→ **Problem statement**: Check each line for the string "name". Give only the count of lines that have it.

[Stored data]

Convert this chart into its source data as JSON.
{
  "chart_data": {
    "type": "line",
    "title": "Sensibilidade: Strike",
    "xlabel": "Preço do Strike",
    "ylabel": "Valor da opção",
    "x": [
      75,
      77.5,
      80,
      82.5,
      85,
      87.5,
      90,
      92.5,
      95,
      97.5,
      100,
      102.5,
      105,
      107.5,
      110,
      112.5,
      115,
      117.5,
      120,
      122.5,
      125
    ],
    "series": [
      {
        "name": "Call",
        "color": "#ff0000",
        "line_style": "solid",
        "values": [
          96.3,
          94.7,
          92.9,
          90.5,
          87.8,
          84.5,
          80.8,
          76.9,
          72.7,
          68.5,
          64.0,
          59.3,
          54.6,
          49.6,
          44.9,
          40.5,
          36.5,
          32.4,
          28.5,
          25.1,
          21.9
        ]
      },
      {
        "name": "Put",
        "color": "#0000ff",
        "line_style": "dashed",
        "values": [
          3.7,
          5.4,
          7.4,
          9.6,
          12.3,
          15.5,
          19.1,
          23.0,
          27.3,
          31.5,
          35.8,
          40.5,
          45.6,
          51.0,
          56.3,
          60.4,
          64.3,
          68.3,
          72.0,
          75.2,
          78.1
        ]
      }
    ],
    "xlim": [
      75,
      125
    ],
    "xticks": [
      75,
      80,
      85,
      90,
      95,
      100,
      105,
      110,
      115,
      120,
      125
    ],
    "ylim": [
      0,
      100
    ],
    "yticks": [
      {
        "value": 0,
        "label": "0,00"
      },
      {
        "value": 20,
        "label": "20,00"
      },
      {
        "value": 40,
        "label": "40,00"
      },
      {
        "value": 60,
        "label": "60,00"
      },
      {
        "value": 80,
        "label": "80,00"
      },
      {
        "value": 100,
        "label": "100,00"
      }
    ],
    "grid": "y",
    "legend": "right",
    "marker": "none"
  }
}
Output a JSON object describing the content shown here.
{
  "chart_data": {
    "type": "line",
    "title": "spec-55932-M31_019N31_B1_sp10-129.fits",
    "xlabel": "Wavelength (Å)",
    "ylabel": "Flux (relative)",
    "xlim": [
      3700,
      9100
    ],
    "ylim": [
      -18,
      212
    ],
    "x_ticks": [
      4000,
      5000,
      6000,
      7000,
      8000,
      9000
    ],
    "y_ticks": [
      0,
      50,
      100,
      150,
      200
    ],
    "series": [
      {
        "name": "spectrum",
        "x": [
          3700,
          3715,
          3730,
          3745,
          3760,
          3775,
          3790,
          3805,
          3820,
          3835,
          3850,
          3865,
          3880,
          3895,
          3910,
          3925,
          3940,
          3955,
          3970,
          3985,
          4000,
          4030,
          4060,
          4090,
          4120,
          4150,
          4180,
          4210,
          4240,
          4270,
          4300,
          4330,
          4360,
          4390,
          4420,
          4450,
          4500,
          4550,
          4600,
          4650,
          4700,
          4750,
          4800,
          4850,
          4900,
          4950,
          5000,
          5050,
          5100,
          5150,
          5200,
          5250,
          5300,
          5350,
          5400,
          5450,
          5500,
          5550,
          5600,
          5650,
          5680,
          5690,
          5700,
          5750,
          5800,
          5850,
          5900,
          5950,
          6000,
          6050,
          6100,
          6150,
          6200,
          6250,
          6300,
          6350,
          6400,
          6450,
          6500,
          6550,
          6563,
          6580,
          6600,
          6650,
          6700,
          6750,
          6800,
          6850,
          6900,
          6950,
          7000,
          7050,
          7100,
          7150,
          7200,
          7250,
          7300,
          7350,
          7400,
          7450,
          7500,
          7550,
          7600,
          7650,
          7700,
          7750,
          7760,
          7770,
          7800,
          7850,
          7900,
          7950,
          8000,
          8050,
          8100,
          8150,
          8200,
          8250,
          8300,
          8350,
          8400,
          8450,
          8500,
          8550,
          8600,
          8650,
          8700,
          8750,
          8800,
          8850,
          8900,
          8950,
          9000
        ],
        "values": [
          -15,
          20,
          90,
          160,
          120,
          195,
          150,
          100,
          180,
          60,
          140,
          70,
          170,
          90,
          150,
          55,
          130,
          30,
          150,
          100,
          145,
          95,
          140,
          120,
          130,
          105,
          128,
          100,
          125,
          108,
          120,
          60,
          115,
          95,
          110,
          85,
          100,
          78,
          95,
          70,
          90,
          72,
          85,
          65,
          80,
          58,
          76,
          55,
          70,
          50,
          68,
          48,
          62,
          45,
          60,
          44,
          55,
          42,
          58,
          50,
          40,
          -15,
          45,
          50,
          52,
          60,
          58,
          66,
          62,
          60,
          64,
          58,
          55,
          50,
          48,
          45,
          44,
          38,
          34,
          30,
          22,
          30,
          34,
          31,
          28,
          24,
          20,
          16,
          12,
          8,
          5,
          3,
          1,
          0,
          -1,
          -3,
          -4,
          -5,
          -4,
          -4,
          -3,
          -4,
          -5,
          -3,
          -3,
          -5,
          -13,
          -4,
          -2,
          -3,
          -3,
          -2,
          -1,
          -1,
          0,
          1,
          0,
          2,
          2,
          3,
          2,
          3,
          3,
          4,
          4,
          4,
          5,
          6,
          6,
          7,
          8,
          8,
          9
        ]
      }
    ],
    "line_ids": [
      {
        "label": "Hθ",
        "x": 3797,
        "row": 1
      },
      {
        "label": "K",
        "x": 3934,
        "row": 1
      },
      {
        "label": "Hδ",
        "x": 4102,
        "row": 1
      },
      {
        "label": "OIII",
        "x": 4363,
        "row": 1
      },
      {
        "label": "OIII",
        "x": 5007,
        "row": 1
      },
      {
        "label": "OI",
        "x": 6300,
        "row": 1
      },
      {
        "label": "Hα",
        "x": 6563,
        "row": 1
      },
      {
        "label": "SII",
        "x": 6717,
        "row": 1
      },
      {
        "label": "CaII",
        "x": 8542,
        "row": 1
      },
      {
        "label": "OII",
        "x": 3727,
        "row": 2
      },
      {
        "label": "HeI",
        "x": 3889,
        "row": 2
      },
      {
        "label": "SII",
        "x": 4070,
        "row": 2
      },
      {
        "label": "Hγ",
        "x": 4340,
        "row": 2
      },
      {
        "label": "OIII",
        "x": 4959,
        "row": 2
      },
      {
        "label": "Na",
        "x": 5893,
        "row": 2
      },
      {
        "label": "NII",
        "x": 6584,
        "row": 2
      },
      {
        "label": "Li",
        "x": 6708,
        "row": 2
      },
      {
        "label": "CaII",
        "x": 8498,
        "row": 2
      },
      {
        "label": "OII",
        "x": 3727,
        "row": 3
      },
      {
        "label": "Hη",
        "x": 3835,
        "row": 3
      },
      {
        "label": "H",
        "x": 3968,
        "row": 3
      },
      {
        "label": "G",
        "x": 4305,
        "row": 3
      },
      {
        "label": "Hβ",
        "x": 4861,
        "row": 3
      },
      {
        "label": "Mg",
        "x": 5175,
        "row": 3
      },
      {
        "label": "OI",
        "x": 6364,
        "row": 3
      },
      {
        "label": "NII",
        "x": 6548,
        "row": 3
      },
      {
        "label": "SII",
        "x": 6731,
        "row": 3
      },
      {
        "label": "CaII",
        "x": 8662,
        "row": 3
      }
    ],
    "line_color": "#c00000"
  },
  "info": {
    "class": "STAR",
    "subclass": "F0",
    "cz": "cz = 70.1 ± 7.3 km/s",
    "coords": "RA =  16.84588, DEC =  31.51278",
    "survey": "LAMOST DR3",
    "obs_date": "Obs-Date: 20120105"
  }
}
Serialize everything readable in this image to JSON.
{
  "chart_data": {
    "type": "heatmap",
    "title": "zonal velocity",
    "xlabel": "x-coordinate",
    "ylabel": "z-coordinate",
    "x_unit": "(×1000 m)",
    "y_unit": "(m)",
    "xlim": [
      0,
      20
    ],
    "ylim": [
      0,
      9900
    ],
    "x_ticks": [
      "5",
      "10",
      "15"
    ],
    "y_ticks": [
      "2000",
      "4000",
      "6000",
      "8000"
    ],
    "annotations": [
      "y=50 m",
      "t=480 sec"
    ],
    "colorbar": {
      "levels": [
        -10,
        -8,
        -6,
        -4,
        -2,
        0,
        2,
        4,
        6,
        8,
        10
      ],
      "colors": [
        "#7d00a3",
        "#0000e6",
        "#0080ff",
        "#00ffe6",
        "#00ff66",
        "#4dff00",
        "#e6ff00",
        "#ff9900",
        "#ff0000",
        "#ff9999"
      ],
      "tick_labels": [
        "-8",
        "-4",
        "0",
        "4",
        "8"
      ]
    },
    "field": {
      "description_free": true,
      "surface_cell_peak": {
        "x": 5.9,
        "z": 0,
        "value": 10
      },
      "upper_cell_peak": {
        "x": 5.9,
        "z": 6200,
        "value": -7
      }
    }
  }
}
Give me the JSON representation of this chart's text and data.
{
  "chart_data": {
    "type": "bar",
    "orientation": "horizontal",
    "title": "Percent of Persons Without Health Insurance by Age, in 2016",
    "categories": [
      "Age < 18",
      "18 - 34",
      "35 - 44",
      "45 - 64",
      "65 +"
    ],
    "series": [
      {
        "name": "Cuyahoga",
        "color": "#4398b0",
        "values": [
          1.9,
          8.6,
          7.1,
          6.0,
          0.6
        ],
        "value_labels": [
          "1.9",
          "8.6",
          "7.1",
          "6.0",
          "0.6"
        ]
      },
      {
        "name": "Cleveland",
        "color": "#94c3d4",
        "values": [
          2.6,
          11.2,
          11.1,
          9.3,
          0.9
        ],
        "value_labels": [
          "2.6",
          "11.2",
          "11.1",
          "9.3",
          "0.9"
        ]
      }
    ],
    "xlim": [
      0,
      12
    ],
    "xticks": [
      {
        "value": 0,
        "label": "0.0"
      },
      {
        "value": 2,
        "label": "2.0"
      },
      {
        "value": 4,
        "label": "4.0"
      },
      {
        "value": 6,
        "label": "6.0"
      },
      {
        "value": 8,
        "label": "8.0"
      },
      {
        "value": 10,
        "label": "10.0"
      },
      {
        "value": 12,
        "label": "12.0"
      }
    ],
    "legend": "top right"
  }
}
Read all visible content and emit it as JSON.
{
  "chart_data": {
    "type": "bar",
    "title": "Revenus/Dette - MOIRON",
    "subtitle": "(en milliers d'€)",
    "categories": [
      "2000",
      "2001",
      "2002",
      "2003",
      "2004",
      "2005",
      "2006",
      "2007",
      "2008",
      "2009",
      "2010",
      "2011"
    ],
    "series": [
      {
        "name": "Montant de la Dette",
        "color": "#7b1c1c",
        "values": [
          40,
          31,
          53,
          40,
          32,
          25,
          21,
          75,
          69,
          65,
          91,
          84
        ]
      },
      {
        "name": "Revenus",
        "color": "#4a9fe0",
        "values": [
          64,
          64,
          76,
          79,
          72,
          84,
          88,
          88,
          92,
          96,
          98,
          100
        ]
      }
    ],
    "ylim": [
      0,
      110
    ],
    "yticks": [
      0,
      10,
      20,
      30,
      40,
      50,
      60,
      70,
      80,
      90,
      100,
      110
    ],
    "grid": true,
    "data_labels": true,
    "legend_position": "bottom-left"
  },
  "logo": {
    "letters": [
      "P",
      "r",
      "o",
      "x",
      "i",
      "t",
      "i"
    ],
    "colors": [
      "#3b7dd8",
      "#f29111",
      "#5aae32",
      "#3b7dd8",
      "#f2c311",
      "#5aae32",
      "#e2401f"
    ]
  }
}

→ **Written reply**: 7